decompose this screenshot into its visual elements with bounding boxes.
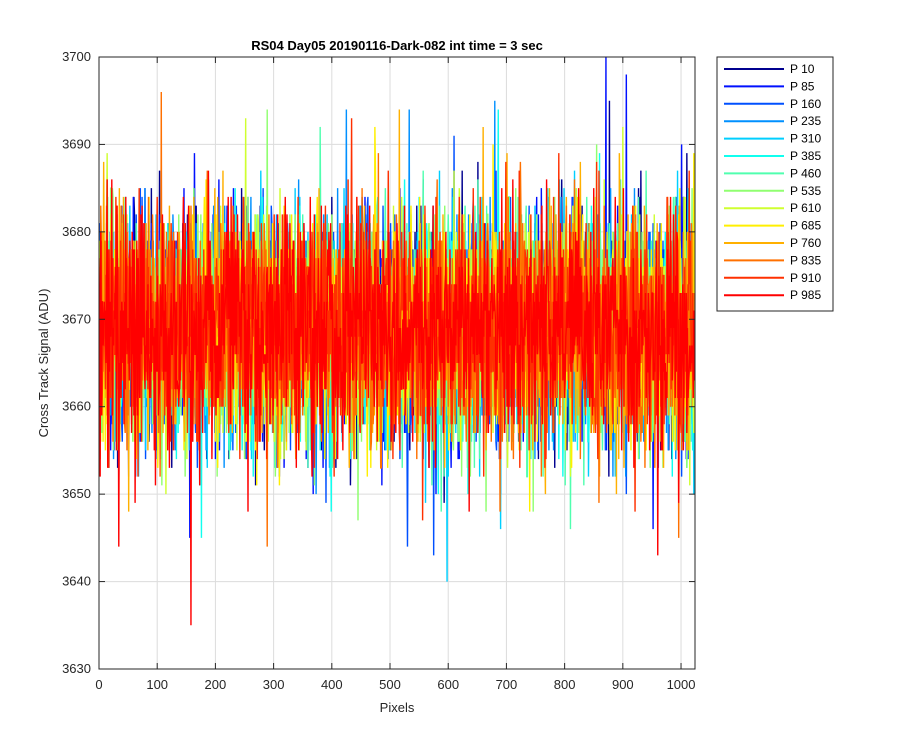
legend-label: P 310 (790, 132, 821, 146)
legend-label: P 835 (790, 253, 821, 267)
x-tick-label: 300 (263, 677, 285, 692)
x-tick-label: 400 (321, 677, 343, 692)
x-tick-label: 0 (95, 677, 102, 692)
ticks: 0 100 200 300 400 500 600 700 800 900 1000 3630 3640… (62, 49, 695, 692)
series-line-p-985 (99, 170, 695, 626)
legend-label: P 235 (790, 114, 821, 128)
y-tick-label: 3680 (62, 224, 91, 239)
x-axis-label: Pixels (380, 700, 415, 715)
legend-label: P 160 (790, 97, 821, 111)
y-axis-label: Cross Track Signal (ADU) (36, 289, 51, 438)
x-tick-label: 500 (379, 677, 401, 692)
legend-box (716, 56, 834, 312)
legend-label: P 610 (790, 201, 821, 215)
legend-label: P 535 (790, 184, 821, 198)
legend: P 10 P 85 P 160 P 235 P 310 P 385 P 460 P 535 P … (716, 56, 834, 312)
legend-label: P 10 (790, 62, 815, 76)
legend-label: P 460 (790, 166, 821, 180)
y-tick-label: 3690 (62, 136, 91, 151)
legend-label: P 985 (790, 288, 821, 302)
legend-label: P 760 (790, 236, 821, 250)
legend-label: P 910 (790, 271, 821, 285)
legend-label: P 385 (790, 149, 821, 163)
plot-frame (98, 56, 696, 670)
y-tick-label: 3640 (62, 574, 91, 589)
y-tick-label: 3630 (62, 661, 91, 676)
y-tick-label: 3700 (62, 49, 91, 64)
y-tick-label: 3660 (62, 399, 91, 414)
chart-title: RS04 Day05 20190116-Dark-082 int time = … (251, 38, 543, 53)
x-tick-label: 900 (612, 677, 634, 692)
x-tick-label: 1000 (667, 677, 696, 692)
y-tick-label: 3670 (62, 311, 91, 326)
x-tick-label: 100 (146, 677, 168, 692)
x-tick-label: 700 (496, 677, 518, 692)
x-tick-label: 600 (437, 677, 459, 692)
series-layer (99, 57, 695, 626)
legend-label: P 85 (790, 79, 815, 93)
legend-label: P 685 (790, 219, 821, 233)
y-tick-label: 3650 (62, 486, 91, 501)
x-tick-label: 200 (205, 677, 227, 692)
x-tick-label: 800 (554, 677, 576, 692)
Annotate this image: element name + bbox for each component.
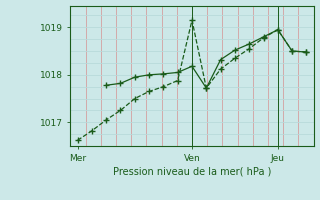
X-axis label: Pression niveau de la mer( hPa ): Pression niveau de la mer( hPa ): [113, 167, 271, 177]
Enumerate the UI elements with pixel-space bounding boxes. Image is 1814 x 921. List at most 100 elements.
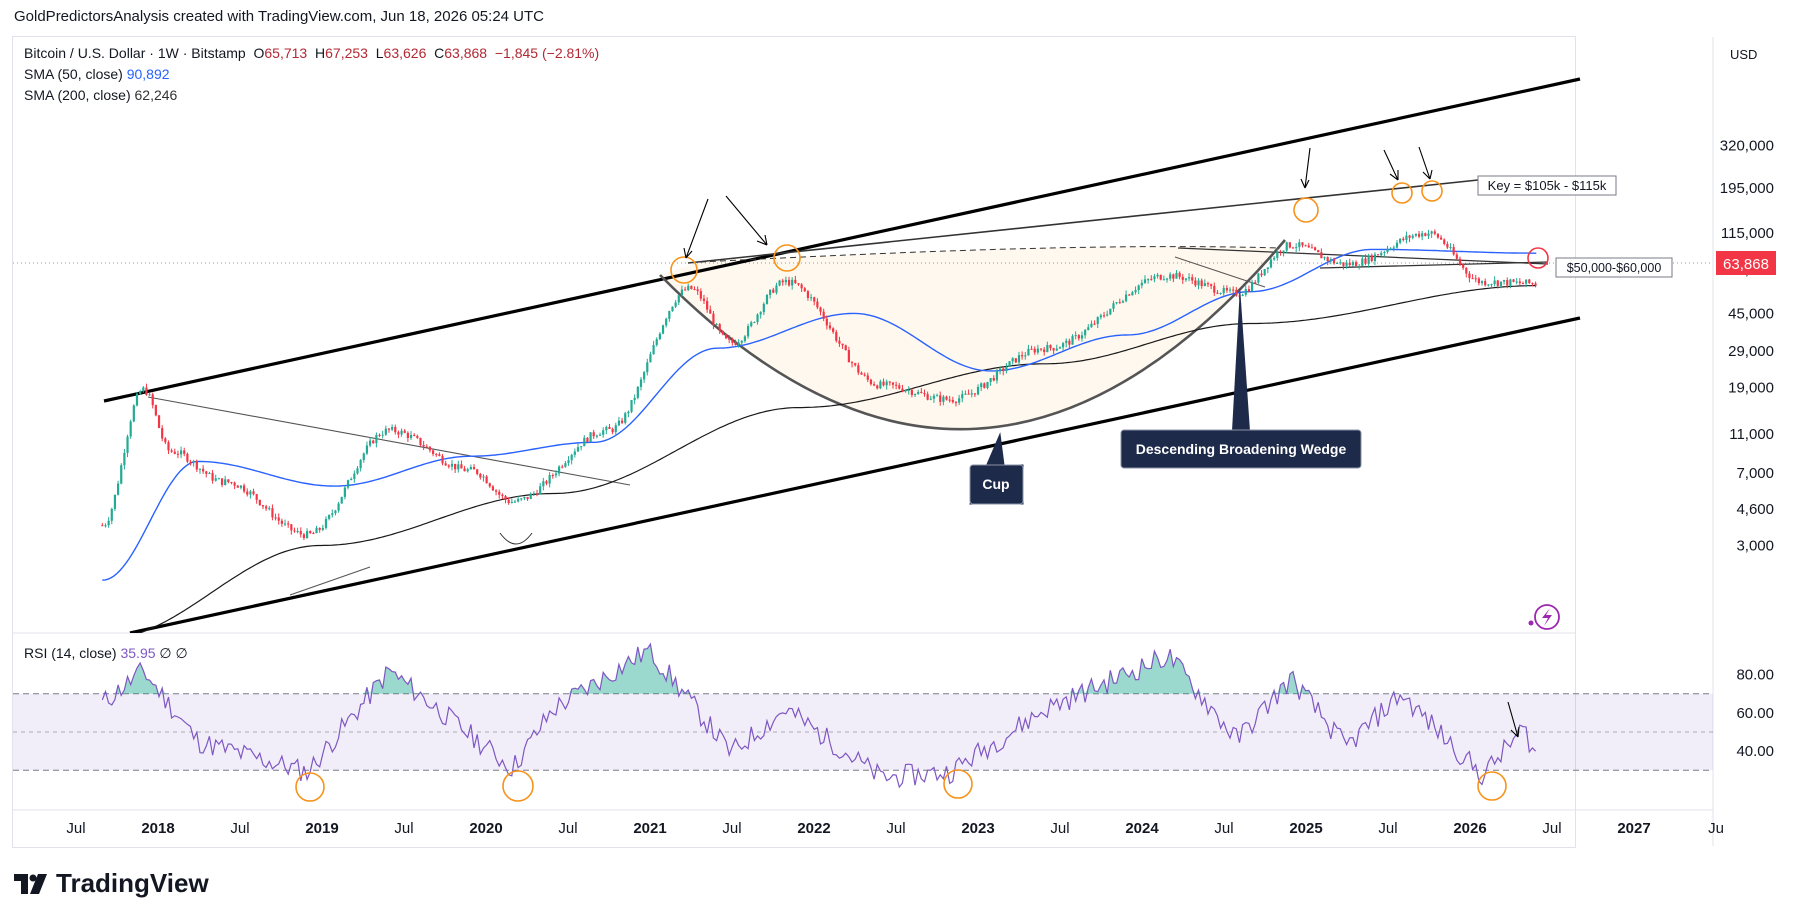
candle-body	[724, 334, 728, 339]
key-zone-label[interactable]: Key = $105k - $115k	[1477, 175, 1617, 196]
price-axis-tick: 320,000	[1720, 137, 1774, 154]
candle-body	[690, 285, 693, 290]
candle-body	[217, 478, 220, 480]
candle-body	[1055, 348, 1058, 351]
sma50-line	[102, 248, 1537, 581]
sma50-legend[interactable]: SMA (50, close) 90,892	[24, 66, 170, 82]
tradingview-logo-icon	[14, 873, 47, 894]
##############################
_TASK STATEMENT:_
Retype every row above exactly as it appears, without the pictures.

_FINISHED TASK:_
decompose this screenshot into its visual elements with bounding boxes.
legend-label: P 310 (790, 132, 821, 146)
legend-label: P 835 (790, 253, 821, 267)
x-tick-label: 300 (263, 677, 285, 692)
x-tick-label: 400 (321, 677, 343, 692)
x-tick-label: 0 (95, 677, 102, 692)
ticks: 0 100 200 300 400 500 600 700 800 900 1000 3630 3640… (62, 49, 695, 692)
series-line-p-985 (99, 170, 695, 626)
legend-label: P 235 (790, 114, 821, 128)
y-tick-label: 3680 (62, 224, 91, 239)
x-axis-label: Pixels (380, 700, 415, 715)
legend-label: P 160 (790, 97, 821, 111)
y-axis-label: Cross Track Signal (ADU) (36, 289, 51, 438)
x-tick-label: 500 (379, 677, 401, 692)
legend-box (716, 56, 834, 312)
legend-label: P 610 (790, 201, 821, 215)
legend-label: P 535 (790, 184, 821, 198)
legend: P 10 P 85 P 160 P 235 P 310 P 385 P 460 P 535 P … (716, 56, 834, 312)
legend-label: P 10 (790, 62, 815, 76)
legend-label: P 460 (790, 166, 821, 180)
y-tick-label: 3690 (62, 136, 91, 151)
legend-label: P 985 (790, 288, 821, 302)
legend-label: P 760 (790, 236, 821, 250)
legend-label: P 910 (790, 271, 821, 285)
legend-label: P 385 (790, 149, 821, 163)
plot-frame (98, 56, 696, 670)
y-tick-label: 3640 (62, 574, 91, 589)
y-tick-label: 3630 (62, 661, 91, 676)
y-tick-label: 3700 (62, 49, 91, 64)
y-tick-label: 3660 (62, 399, 91, 414)
chart-title: RS04 Day05 20190116-Dark-082 int time = … (251, 38, 543, 53)
x-tick-label: 900 (612, 677, 634, 692)
x-tick-label: 1000 (667, 677, 696, 692)
y-tick-label: 3670 (62, 311, 91, 326)
x-tick-label: 100 (146, 677, 168, 692)
x-tick-label: 700 (496, 677, 518, 692)
x-tick-label: 600 (437, 677, 459, 692)
series-layer (99, 57, 695, 626)
legend-label: P 85 (790, 79, 815, 93)
legend-label: P 685 (790, 219, 821, 233)
y-tick-label: 3650 (62, 486, 91, 501)
x-tick-label: 200 (205, 677, 227, 692)
x-tick-label: 800 (554, 677, 576, 692)
Annotate this image: element name + bbox for each component.
X-axis label: Pression niveau de la mer( hPa ): Pression niveau de la mer( hPa ): [113, 167, 271, 177]
Enumerate the UI elements with pixel-space bounding boxes. Image is 1814 x 921. List at most 100 elements.
candle-body	[724, 334, 728, 339]
key-zone-label[interactable]: Key = $105k - $115k	[1477, 175, 1617, 196]
price-axis-tick: 320,000	[1720, 137, 1774, 154]
candle-body	[690, 285, 693, 290]
candle-body	[217, 478, 220, 480]
candle-body	[1055, 348, 1058, 351]
sma50-line	[102, 248, 1537, 581]
sma50-legend[interactable]: SMA (50, close) 90,892	[24, 66, 170, 82]
tradingview-logo-icon	[14, 873, 47, 894]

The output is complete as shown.